▶ Using the information:
1. Which weapons does the Battle of Inates text say the attackers used? List every one.
2. Output the part of the Battle of Inates text that opens with the words containing "On 10 December" and closes with "of the assailants.".
3. How would you render this sentence from the Battle of Inates text in Spanish: "In November, gunmen killed over 50 soldiers in the 2019 Indelimane attack in the Ménaka Region of Mali."

═══ Reading text ═══

Casualties and losses
- 73 killed 12 wounded: Light

= Battle of Inates =

2019 battle in Niger

On 10 December 2019, a large group of fighters belonging to the Islamic State in the Greater Sahara attacked a military post in Inates, Tillabéri Region, Niger. They used guns, bombs, and mortars killing over seventy soldiers and kidnapping others in one of the worst attacks in the history of Niger.

==Background==
In the preceding months, attacks by the Islamic State in Mali, Burkina Faso and Niger have worsened with large scale firearm assaults on both the civilian population and armed forces. In November, gunmen killed over 50 soldiers in the 2019 Indelimane attack in the Ménaka Region of Mali. A week later in Burkina Faso, gunmen stormed a convoy of buses for the Boungou miners, killing 37, although some estimate the death toll to be much higher. This attack happened after an attack on another Niger post which resulted in the killing of three Nigerian soldiers and 14 of the assailants.

═══ Supplied entries ═══

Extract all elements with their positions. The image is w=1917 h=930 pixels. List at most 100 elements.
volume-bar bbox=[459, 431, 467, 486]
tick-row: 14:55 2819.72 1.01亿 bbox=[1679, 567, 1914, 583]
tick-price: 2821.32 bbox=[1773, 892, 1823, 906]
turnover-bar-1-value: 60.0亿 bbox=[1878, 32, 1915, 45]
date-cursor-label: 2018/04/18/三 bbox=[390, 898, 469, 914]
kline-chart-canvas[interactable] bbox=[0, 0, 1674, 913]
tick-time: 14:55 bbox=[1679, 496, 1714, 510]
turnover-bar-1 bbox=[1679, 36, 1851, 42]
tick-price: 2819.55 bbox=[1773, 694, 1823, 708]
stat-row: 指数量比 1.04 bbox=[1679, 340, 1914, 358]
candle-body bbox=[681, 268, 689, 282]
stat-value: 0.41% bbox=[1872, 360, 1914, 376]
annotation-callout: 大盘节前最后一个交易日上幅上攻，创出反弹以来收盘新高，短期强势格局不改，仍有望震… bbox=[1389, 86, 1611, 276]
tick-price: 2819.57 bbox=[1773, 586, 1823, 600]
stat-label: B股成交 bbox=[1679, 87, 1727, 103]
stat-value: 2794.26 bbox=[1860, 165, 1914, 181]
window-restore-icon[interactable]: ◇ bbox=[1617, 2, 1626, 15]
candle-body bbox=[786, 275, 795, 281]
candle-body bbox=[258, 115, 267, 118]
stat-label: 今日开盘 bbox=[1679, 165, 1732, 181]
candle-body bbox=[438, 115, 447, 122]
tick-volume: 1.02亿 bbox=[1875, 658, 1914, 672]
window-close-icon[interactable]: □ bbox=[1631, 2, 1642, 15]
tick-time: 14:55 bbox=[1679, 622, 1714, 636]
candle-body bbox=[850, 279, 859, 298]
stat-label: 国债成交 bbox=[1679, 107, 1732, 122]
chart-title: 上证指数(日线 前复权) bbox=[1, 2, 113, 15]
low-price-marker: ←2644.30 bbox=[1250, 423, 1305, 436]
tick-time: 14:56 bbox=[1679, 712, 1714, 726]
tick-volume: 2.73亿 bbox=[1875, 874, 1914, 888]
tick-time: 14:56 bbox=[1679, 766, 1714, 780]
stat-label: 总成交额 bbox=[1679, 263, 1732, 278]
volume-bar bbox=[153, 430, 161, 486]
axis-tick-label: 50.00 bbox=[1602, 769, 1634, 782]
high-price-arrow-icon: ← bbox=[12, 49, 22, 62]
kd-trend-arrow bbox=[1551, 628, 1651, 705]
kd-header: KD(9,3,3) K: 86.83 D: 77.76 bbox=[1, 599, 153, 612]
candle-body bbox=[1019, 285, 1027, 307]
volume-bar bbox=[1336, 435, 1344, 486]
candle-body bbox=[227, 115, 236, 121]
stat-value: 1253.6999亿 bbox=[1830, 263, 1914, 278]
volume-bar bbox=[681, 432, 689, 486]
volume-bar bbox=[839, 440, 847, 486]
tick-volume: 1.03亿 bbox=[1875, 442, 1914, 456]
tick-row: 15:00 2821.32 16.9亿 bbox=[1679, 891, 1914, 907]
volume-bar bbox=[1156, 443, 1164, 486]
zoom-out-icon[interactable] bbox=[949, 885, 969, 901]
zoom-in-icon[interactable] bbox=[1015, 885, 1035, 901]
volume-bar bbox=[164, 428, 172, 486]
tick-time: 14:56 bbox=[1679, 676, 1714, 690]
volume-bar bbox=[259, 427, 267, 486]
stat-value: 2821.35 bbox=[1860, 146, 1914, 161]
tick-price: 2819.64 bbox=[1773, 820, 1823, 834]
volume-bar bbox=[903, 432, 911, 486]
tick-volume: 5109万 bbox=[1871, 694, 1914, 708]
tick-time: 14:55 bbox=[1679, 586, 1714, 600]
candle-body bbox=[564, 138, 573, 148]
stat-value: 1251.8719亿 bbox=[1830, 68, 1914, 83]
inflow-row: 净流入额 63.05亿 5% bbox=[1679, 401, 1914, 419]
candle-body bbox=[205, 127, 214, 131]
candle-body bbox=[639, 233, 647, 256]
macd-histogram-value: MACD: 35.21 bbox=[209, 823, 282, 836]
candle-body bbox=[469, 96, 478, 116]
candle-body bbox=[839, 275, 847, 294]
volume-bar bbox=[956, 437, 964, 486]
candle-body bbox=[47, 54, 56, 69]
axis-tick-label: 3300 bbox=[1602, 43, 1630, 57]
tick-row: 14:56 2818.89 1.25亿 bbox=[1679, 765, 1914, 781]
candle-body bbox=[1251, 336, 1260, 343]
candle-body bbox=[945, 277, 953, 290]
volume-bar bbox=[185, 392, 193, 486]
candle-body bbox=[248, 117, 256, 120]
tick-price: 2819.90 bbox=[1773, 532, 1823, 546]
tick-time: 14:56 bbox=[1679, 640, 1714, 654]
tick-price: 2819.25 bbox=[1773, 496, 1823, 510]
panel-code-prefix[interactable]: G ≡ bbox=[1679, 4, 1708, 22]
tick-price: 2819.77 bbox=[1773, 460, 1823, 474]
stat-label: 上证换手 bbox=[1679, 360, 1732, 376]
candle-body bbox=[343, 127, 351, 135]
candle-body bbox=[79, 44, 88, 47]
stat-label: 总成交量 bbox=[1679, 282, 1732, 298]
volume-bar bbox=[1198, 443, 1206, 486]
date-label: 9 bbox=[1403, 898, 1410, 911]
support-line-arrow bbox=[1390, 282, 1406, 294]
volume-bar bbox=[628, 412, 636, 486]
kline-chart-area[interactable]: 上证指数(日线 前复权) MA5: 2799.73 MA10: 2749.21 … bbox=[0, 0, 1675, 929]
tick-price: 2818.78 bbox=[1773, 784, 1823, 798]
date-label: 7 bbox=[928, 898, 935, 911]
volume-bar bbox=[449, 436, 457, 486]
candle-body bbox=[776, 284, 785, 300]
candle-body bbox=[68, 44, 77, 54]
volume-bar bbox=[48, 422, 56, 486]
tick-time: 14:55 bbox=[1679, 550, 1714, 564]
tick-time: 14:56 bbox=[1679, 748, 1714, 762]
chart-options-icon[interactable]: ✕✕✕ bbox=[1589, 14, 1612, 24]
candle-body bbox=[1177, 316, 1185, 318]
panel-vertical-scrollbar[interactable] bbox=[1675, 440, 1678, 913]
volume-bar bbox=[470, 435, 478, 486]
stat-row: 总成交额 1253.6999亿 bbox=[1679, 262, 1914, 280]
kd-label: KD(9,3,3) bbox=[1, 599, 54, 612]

═══

▶ Answers:
1. Guns, bombs, mortars

2.
On 10 December 2019, a large group of fighters belonging to the Islamic State in the Greater Sahara attacked a military post in Inates, Tillabéri Region, Niger. They used guns, bombs, and mortars killing over seventy soldiers and kidnapping others in one of the worst attacks in the history of Niger.

==Background==
In the preceding months, attacks by the Islamic State in Mali, Burkina Faso and Niger have worsened with large scale firearm assaults on both the civilian population and armed forces. In November, gunmen killed over 50 soldiers in the 2019 Indelimane attack in the Ménaka Region of Mali. A week later in Burkina Faso, gunmen stormed a convoy of buses for the Boungou miners, killing 37, although some estimate the death toll to be much higher. This attack happened after an attack on another Niger post which resulted in the killing of three Nigerian soldiers and 14 of the assailants.

3. En noviembre, hombres armados mataron a más de 50 soldados en el ataque de Indelimane de 2019, en la región de Ménaka, en Malí.